(Task details)
Below are some records; repeat them all exactly, minus the pictures.

(Dataset rows about figures)
══════════════════════════════
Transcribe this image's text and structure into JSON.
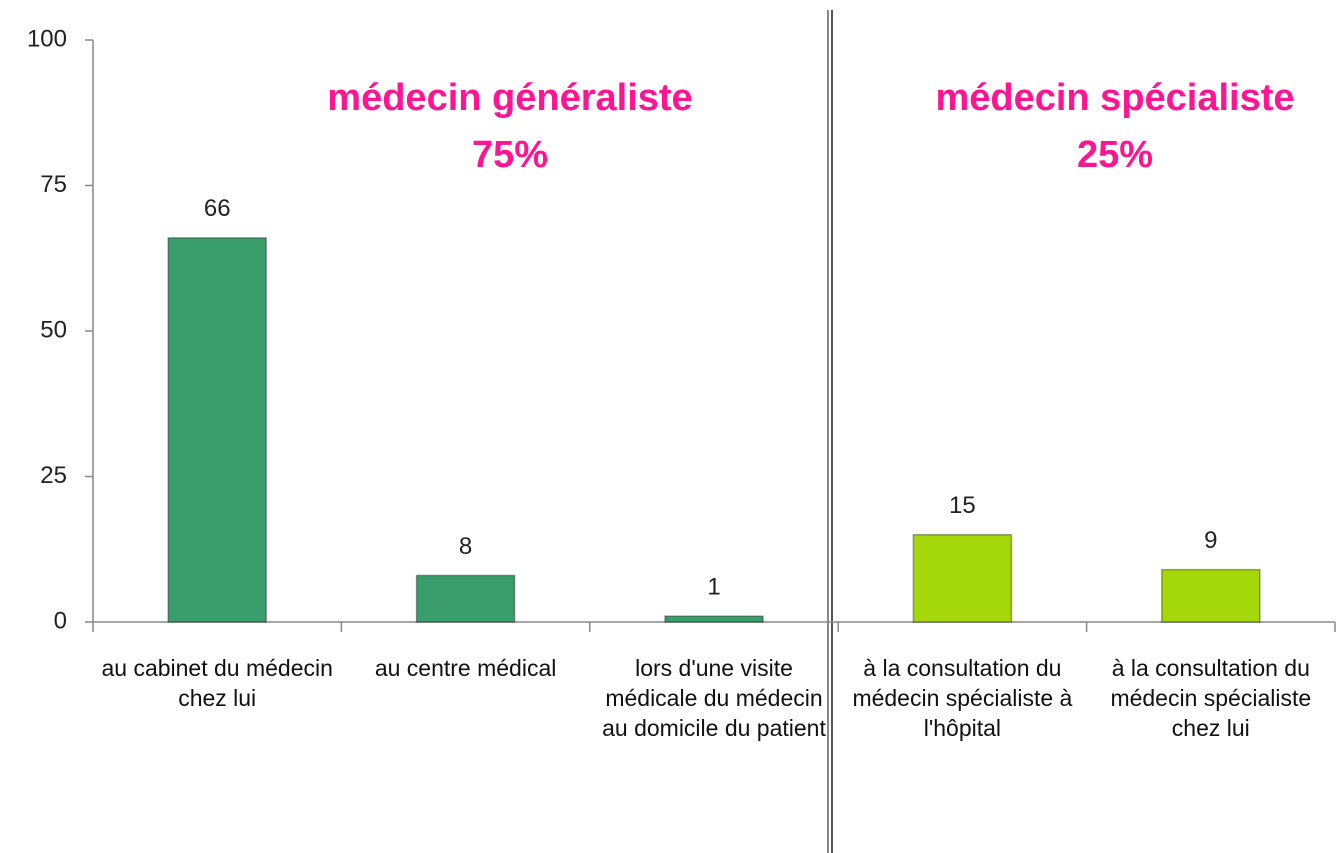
{
  "chart_data": {
    "type": "bar",
    "categories": [
      "au cabinet du médecin chez lui",
      "au centre médical",
      "lors d'une visite médicale du médecin au domicile du patient",
      "à la consultation du médecin spécialiste à l'hôpital",
      "à la consultation du médecin spécialiste chez lui"
    ],
    "values": [
      66,
      8,
      1,
      15,
      9
    ],
    "colors": [
      "#3a9e6c",
      "#3a9e6c",
      "#3a9e6c",
      "#a4d80a",
      "#a4d80a"
    ],
    "ylim": [
      0,
      100
    ],
    "yticks": [
      0,
      25,
      50,
      75,
      100
    ],
    "grid": false,
    "annotations": [
      {
        "title": "médecin généraliste",
        "share": "75%"
      },
      {
        "title": "médecin spécialiste",
        "share": "25%"
      }
    ],
    "annotation_color": "#ff1493"
  }
}
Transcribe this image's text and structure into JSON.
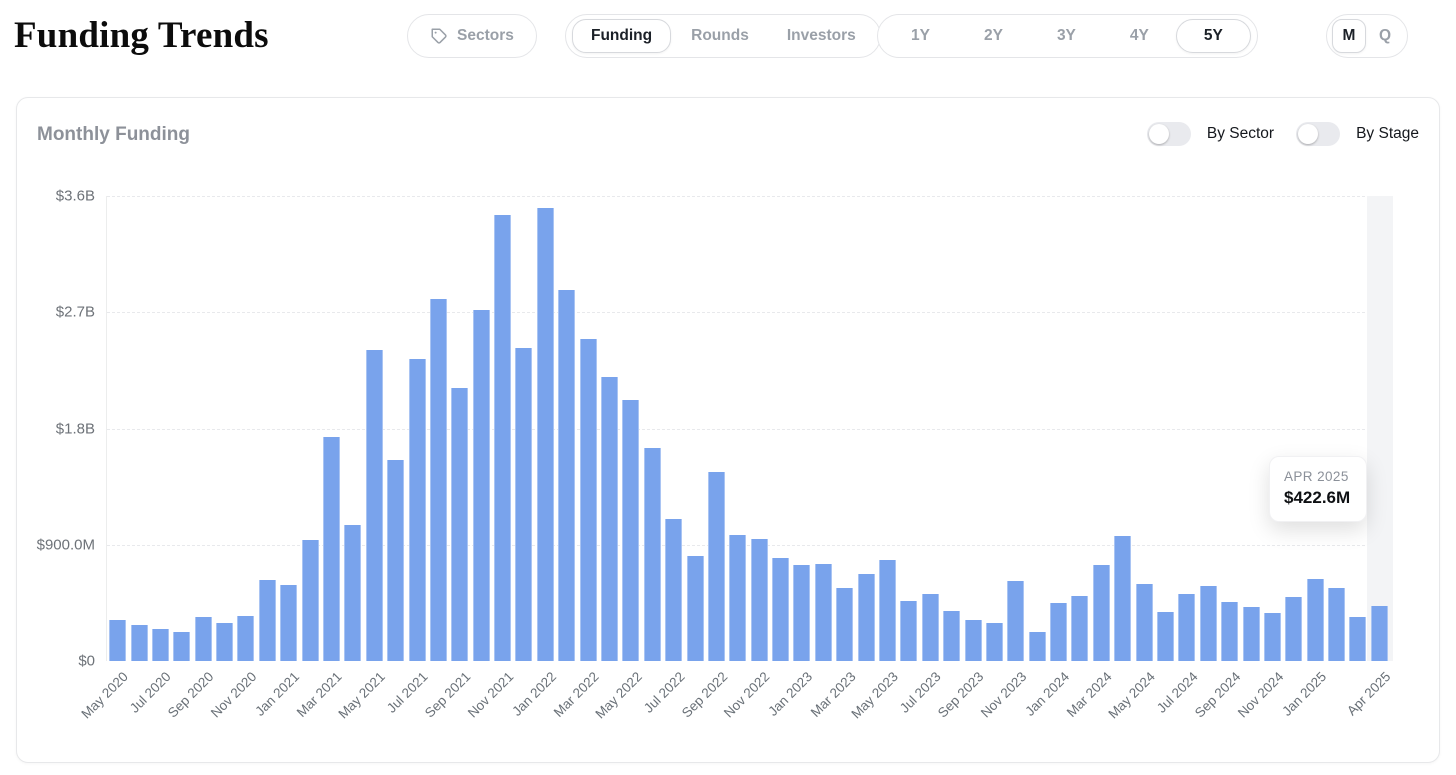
{
  "header": {
    "title": "Funding Trends",
    "sectors_button": {
      "label": "Sectors",
      "icon": "tag-icon"
    },
    "view_tabs": [
      {
        "label": "Funding",
        "active": true
      },
      {
        "label": "Rounds",
        "active": false
      },
      {
        "label": "Investors",
        "active": false
      }
    ],
    "range_tabs": [
      {
        "label": "1Y",
        "active": false
      },
      {
        "label": "2Y",
        "active": false
      },
      {
        "label": "3Y",
        "active": false
      },
      {
        "label": "4Y",
        "active": false
      },
      {
        "label": "5Y",
        "active": true
      }
    ],
    "granularity_tabs": [
      {
        "label": "M",
        "active": true
      },
      {
        "label": "Q",
        "active": false
      }
    ]
  },
  "card": {
    "title": "Monthly Funding",
    "toggles": [
      {
        "label": "By Sector",
        "on": false
      },
      {
        "label": "By Stage",
        "on": false
      }
    ]
  },
  "tooltip": {
    "label": "APR 2025",
    "value": "$422.6M"
  },
  "chart_data": {
    "type": "bar",
    "title": "Monthly Funding",
    "unit": "USD millions",
    "ylim": [
      0,
      3600
    ],
    "y_tick_labels": [
      "$0",
      "$900.0M",
      "$1.8B",
      "$2.7B",
      "$3.6B"
    ],
    "y_tick_values": [
      0,
      900,
      1800,
      2700,
      3600
    ],
    "grid": "horizontal-dashed",
    "legend": "none",
    "bar_color": "#79a3ec",
    "highlighted_index": 59,
    "highlighted_value_label": "$422.6M",
    "x": [
      "May 2020",
      "Jun 2020",
      "Jul 2020",
      "Aug 2020",
      "Sep 2020",
      "Oct 2020",
      "Nov 2020",
      "Dec 2020",
      "Jan 2021",
      "Feb 2021",
      "Mar 2021",
      "Apr 2021",
      "May 2021",
      "Jun 2021",
      "Jul 2021",
      "Aug 2021",
      "Sep 2021",
      "Oct 2021",
      "Nov 2021",
      "Dec 2021",
      "Jan 2022",
      "Feb 2022",
      "Mar 2022",
      "Apr 2022",
      "May 2022",
      "Jun 2022",
      "Jul 2022",
      "Aug 2022",
      "Sep 2022",
      "Oct 2022",
      "Nov 2022",
      "Dec 2022",
      "Jan 2023",
      "Feb 2023",
      "Mar 2023",
      "Apr 2023",
      "May 2023",
      "Jun 2023",
      "Jul 2023",
      "Aug 2023",
      "Sep 2023",
      "Oct 2023",
      "Nov 2023",
      "Dec 2023",
      "Jan 2024",
      "Feb 2024",
      "Mar 2024",
      "Apr 2024",
      "May 2024",
      "Jun 2024",
      "Jul 2024",
      "Aug 2024",
      "Sep 2024",
      "Oct 2024",
      "Nov 2024",
      "Dec 2024",
      "Jan 2025",
      "Feb 2025",
      "Mar 2025",
      "Apr 2025"
    ],
    "values": [
      320,
      278,
      246,
      228,
      338,
      296,
      348,
      626,
      590,
      938,
      1736,
      1050,
      2410,
      1556,
      2340,
      2806,
      2116,
      2720,
      3452,
      2426,
      3506,
      2876,
      2496,
      2200,
      2022,
      1650,
      1102,
      816,
      1462,
      972,
      942,
      800,
      740,
      754,
      568,
      676,
      780,
      466,
      520,
      390,
      320,
      298,
      616,
      228,
      452,
      502,
      744,
      970,
      596,
      383,
      519,
      581,
      456,
      415,
      368,
      498,
      632,
      562,
      337,
      422.6
    ],
    "x_tick_indices": [
      0,
      2,
      4,
      6,
      8,
      10,
      12,
      14,
      16,
      18,
      20,
      22,
      24,
      26,
      28,
      30,
      32,
      34,
      36,
      38,
      40,
      42,
      44,
      46,
      48,
      50,
      52,
      54,
      56,
      59
    ],
    "x_tick_labels": [
      "May 2020",
      "Jul 2020",
      "Sep 2020",
      "Nov 2020",
      "Jan 2021",
      "Mar 2021",
      "May 2021",
      "Jul 2021",
      "Sep 2021",
      "Nov 2021",
      "Jan 2022",
      "Mar 2022",
      "May 2022",
      "Jul 2022",
      "Sep 2022",
      "Nov 2022",
      "Jan 2023",
      "Mar 2023",
      "May 2023",
      "Jul 2023",
      "Sep 2023",
      "Nov 2023",
      "Jan 2024",
      "Mar 2024",
      "May 2024",
      "Jul 2024",
      "Sep 2024",
      "Nov 2024",
      "Jan 2025",
      "Apr 2025"
    ]
  }
}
══════════════════════════════
(Result of the exercise)
Transcribe this image's text and structure into JSON.
{
  "chart_data": {
    "type": "bar",
    "categories": [
      "au cabinet du médecin chez lui",
      "au centre médical",
      "lors d'une visite médicale du médecin au domicile du patient",
      "à la consultation du médecin spécialiste à l'hôpital",
      "à la consultation du médecin spécialiste chez lui"
    ],
    "values": [
      66,
      8,
      1,
      15,
      9
    ],
    "colors": [
      "#3a9e6c",
      "#3a9e6c",
      "#3a9e6c",
      "#a4d80a",
      "#a4d80a"
    ],
    "ylim": [
      0,
      100
    ],
    "yticks": [
      0,
      25,
      50,
      75,
      100
    ],
    "grid": false,
    "annotations": [
      {
        "title": "médecin généraliste",
        "share": "75%"
      },
      {
        "title": "médecin spécialiste",
        "share": "25%"
      }
    ],
    "annotation_color": "#ff1493"
  }
}
Transcribe this image's text and structure into JSON.
{
  "header": {
    "title": "Funding Trends",
    "sectors_button": {
      "label": "Sectors",
      "icon": "tag-icon"
    },
    "view_tabs": [
      {
        "label": "Funding",
        "active": true
      },
      {
        "label": "Rounds",
        "active": false
      },
      {
        "label": "Investors",
        "active": false
      }
    ],
    "range_tabs": [
      {
        "label": "1Y",
        "active": false
      },
      {
        "label": "2Y",
        "active": false
      },
      {
        "label": "3Y",
        "active": false
      },
      {
        "label": "4Y",
        "active": false
      },
      {
        "label": "5Y",
        "active": true
      }
    ],
    "granularity_tabs": [
      {
        "label": "M",
        "active": true
      },
      {
        "label": "Q",
        "active": false
      }
    ]
  },
  "card": {
    "title": "Monthly Funding",
    "toggles": [
      {
        "label": "By Sector",
        "on": false
      },
      {
        "label": "By Stage",
        "on": false
      }
    ]
  },
  "tooltip": {
    "label": "APR 2025",
    "value": "$422.6M"
  },
  "chart_data": {
    "type": "bar",
    "title": "Monthly Funding",
    "unit": "USD millions",
    "ylim": [
      0,
      3600
    ],
    "y_tick_labels": [
      "$0",
      "$900.0M",
      "$1.8B",
      "$2.7B",
      "$3.6B"
    ],
    "y_tick_values": [
      0,
      900,
      1800,
      2700,
      3600
    ],
    "grid": "horizontal-dashed",
    "legend": "none",
    "bar_color": "#79a3ec",
    "highlighted_index": 59,
    "highlighted_value_label": "$422.6M",
    "x": [
      "May 2020",
      "Jun 2020",
      "Jul 2020",
      "Aug 2020",
      "Sep 2020",
      "Oct 2020",
      "Nov 2020",
      "Dec 2020",
      "Jan 2021",
      "Feb 2021",
      "Mar 2021",
      "Apr 2021",
      "May 2021",
      "Jun 2021",
      "Jul 2021",
      "Aug 2021",
      "Sep 2021",
      "Oct 2021",
      "Nov 2021",
      "Dec 2021",
      "Jan 2022",
      "Feb 2022",
      "Mar 2022",
      "Apr 2022",
      "May 2022",
      "Jun 2022",
      "Jul 2022",
      "Aug 2022",
      "Sep 2022",
      "Oct 2022",
      "Nov 2022",
      "Dec 2022",
      "Jan 2023",
      "Feb 2023",
      "Mar 2023",
      "Apr 2023",
      "May 2023",
      "Jun 2023",
      "Jul 2023",
      "Aug 2023",
      "Sep 2023",
      "Oct 2023",
      "Nov 2023",
      "Dec 2023",
      "Jan 2024",
      "Feb 2024",
      "Mar 2024",
      "Apr 2024",
      "May 2024",
      "Jun 2024",
      "Jul 2024",
      "Aug 2024",
      "Sep 2024",
      "Oct 2024",
      "Nov 2024",
      "Dec 2024",
      "Jan 2025",
      "Feb 2025",
      "Mar 2025",
      "Apr 2025"
    ],
    "values": [
      320,
      278,
      246,
      228,
      338,
      296,
      348,
      626,
      590,
      938,
      1736,
      1050,
      2410,
      1556,
      2340,
      2806,
      2116,
      2720,
      3452,
      2426,
      3506,
      2876,
      2496,
      2200,
      2022,
      1650,
      1102,
      816,
      1462,
      972,
      942,
      800,
      740,
      754,
      568,
      676,
      780,
      466,
      520,
      390,
      320,
      298,
      616,
      228,
      452,
      502,
      744,
      970,
      596,
      383,
      519,
      581,
      456,
      415,
      368,
      498,
      632,
      562,
      337,
      422.6
    ],
    "x_tick_indices": [
      0,
      2,
      4,
      6,
      8,
      10,
      12,
      14,
      16,
      18,
      20,
      22,
      24,
      26,
      28,
      30,
      32,
      34,
      36,
      38,
      40,
      42,
      44,
      46,
      48,
      50,
      52,
      54,
      56,
      59
    ],
    "x_tick_labels": [
      "May 2020",
      "Jul 2020",
      "Sep 2020",
      "Nov 2020",
      "Jan 2021",
      "Mar 2021",
      "May 2021",
      "Jul 2021",
      "Sep 2021",
      "Nov 2021",
      "Jan 2022",
      "Mar 2022",
      "May 2022",
      "Jul 2022",
      "Sep 2022",
      "Nov 2022",
      "Jan 2023",
      "Mar 2023",
      "May 2023",
      "Jul 2023",
      "Sep 2023",
      "Nov 2023",
      "Jan 2024",
      "Mar 2024",
      "May 2024",
      "Jul 2024",
      "Sep 2024",
      "Nov 2024",
      "Jan 2025",
      "Apr 2025"
    ]
  }
}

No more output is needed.